Extracts from a graphics dataset

—————

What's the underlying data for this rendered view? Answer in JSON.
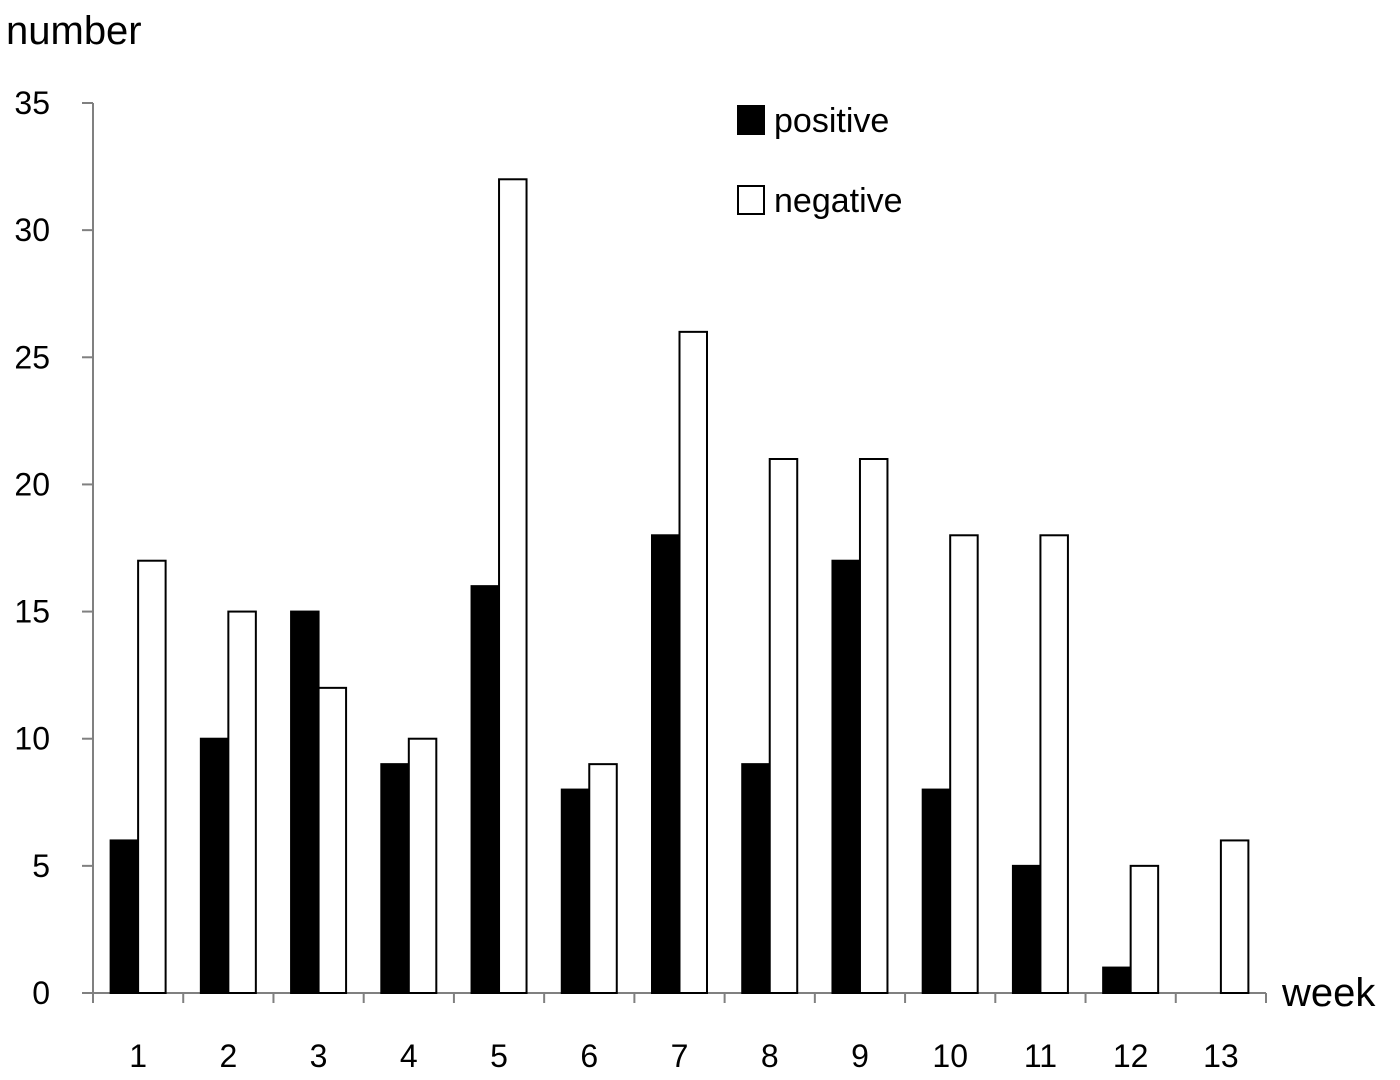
{
  "chart_data": {
    "type": "bar",
    "title": "",
    "xlabel": "week",
    "ylabel": "number",
    "categories": [
      "1",
      "2",
      "3",
      "4",
      "5",
      "6",
      "7",
      "8",
      "9",
      "10",
      "11",
      "12",
      "13"
    ],
    "series": [
      {
        "name": "positive",
        "color": "#000000",
        "values": [
          6,
          10,
          15,
          9,
          16,
          8,
          18,
          9,
          17,
          8,
          5,
          1,
          0
        ]
      },
      {
        "name": "negative",
        "color": "#ffffff",
        "values": [
          17,
          15,
          12,
          10,
          32,
          9,
          26,
          21,
          21,
          18,
          18,
          5,
          6
        ]
      }
    ],
    "ylim": [
      0,
      35
    ],
    "yticks": [
      0,
      5,
      10,
      15,
      20,
      25,
      30,
      35
    ],
    "grid": false,
    "legend": "top-center"
  }
}
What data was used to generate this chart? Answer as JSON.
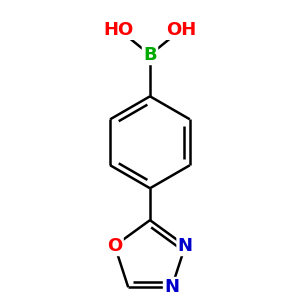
{
  "background_color": "#ffffff",
  "bond_color": "#000000",
  "bond_width": 1.8,
  "atom_colors": {
    "B": "#00aa00",
    "O": "#ff0000",
    "N": "#0000cc",
    "C": "#000000"
  },
  "font_size_atoms": 13,
  "figsize": [
    3.0,
    3.0
  ],
  "dpi": 100,
  "xlim": [
    -1.3,
    1.3
  ],
  "ylim": [
    -2.1,
    1.9
  ]
}
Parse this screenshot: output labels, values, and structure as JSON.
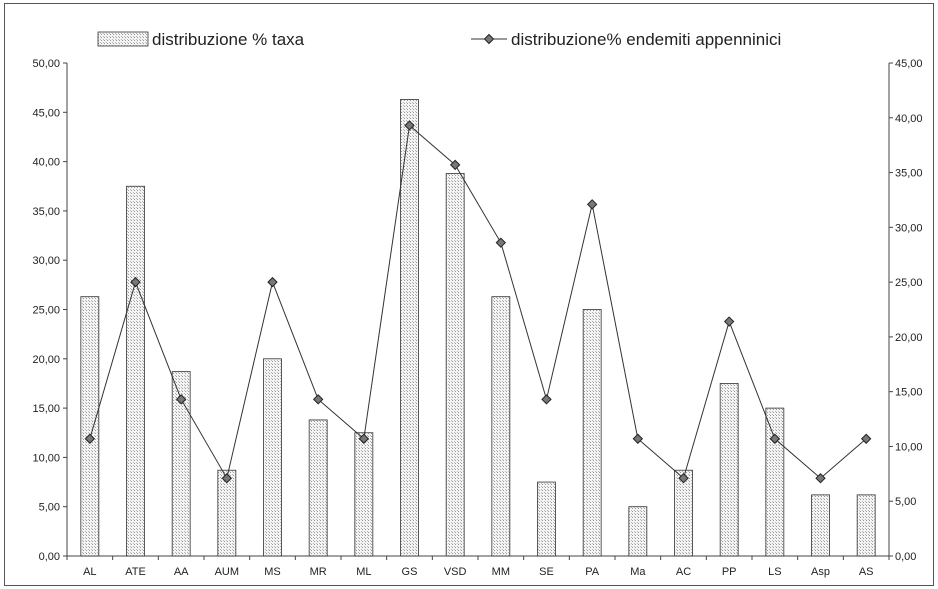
{
  "chart_data": {
    "type": "bar",
    "categories": [
      "AL",
      "ATE",
      "AA",
      "AUM",
      "MS",
      "MR",
      "ML",
      "GS",
      "VSD",
      "MM",
      "SE",
      "PA",
      "Ma",
      "AC",
      "PP",
      "LS",
      "Asp",
      "AS"
    ],
    "series": [
      {
        "name": "distribuzione % taxa",
        "type": "bar",
        "axis": "left",
        "values": [
          26.3,
          37.5,
          18.7,
          8.7,
          20.0,
          13.8,
          12.5,
          46.3,
          38.8,
          26.3,
          7.5,
          25.0,
          5.0,
          8.7,
          17.5,
          15.0,
          6.2,
          6.2
        ]
      },
      {
        "name": "distribuzione% endemiti appenninici",
        "type": "line",
        "axis": "right",
        "values": [
          10.7,
          25.0,
          14.3,
          7.1,
          25.0,
          14.3,
          10.7,
          39.3,
          35.7,
          28.6,
          14.3,
          32.1,
          10.7,
          7.1,
          21.4,
          10.7,
          7.1,
          10.7
        ]
      }
    ],
    "y_left": {
      "ylim": [
        0,
        50
      ],
      "ticks": [
        "0,00",
        "5,00",
        "10,00",
        "15,00",
        "20,00",
        "25,00",
        "30,00",
        "35,00",
        "40,00",
        "45,00",
        "50,00"
      ]
    },
    "y_right": {
      "ylim": [
        0,
        45
      ],
      "ticks": [
        "0,00",
        "5,00",
        "10,00",
        "15,00",
        "20,00",
        "25,00",
        "30,00",
        "35,00",
        "40,00",
        "45,00"
      ]
    },
    "grid": false,
    "legend_position": "top"
  }
}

—————

From the entries above, copy every line where the word "JSON" shows up.

What's the underlying data for this rendered view? Answer in JSON.
What data was used to generate this chart? Answer as JSON.
Parse this screenshot: output labels, values, and structure as JSON.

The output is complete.